- _Problem description_
Extract every line below, verbatim.

Records that describe figures
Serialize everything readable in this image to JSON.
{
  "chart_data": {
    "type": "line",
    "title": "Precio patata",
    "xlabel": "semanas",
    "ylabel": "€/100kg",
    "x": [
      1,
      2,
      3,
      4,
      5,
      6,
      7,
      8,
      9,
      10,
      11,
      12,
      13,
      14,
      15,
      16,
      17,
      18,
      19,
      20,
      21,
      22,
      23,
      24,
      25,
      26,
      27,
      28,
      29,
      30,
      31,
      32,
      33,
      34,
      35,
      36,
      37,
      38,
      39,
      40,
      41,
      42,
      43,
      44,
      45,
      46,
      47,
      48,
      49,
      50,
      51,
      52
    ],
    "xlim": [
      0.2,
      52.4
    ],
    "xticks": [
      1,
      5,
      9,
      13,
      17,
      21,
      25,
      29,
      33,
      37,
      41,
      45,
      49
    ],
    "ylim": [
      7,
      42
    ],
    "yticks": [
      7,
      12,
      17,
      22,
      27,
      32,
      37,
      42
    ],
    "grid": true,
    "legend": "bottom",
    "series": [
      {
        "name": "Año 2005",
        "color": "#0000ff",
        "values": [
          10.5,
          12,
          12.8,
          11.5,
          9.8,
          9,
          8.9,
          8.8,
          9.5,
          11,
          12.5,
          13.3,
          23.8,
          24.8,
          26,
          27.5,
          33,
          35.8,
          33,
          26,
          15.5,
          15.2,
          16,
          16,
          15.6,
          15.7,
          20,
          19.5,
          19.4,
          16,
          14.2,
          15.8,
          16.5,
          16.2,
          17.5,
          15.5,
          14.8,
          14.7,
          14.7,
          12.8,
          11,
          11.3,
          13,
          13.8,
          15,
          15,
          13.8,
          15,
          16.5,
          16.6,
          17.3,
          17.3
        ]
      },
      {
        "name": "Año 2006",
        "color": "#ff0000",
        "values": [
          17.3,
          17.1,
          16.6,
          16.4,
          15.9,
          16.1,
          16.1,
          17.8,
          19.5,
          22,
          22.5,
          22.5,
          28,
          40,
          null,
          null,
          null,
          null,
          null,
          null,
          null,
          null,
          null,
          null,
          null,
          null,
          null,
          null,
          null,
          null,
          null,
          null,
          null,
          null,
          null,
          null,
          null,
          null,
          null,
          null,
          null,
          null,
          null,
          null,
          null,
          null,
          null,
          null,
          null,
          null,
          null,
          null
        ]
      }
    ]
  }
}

- _Final result_
Serialize everything readable in this image to JSON.
{
  "chart_data": {
    "type": "line",
    "title": "Precio patata",
    "xlabel": "semanas",
    "ylabel": "€/100kg",
    "x": [
      1,
      2,
      3,
      4,
      5,
      6,
      7,
      8,
      9,
      10,
      11,
      12,
      13,
      14,
      15,
      16,
      17,
      18,
      19,
      20,
      21,
      22,
      23,
      24,
      25,
      26,
      27,
      28,
      29,
      30,
      31,
      32,
      33,
      34,
      35,
      36,
      37,
      38,
      39,
      40,
      41,
      42,
      43,
      44,
      45,
      46,
      47,
      48,
      49,
      50,
      51,
      52
    ],
    "xlim": [
      0.2,
      52.4
    ],
    "xticks": [
      1,
      5,
      9,
      13,
      17,
      21,
      25,
      29,
      33,
      37,
      41,
      45,
      49
    ],
    "ylim": [
      7,
      42
    ],
    "yticks": [
      7,
      12,
      17,
      22,
      27,
      32,
      37,
      42
    ],
    "grid": true,
    "legend": "bottom",
    "series": [
      {
        "name": "Año 2005",
        "color": "#0000ff",
        "values": [
          10.5,
          12,
          12.8,
          11.5,
          9.8,
          9,
          8.9,
          8.8,
          9.5,
          11,
          12.5,
          13.3,
          23.8,
          24.8,
          26,
          27.5,
          33,
          35.8,
          33,
          26,
          15.5,
          15.2,
          16,
          16,
          15.6,
          15.7,
          20,
          19.5,
          19.4,
          16,
          14.2,
          15.8,
          16.5,
          16.2,
          17.5,
          15.5,
          14.8,
          14.7,
          14.7,
          12.8,
          11,
          11.3,
          13,
          13.8,
          15,
          15,
          13.8,
          15,
          16.5,
          16.6,
          17.3,
          17.3
        ]
      },
      {
        "name": "Año 2006",
        "color": "#ff0000",
        "values": [
          17.3,
          17.1,
          16.6,
          16.4,
          15.9,
          16.1,
          16.1,
          17.8,
          19.5,
          22,
          22.5,
          22.5,
          28,
          40,
          null,
          null,
          null,
          null,
          null,
          null,
          null,
          null,
          null,
          null,
          null,
          null,
          null,
          null,
          null,
          null,
          null,
          null,
          null,
          null,
          null,
          null,
          null,
          null,
          null,
          null,
          null,
          null,
          null,
          null,
          null,
          null,
          null,
          null,
          null,
          null,
          null,
          null
        ]
      }
    ]
  }
}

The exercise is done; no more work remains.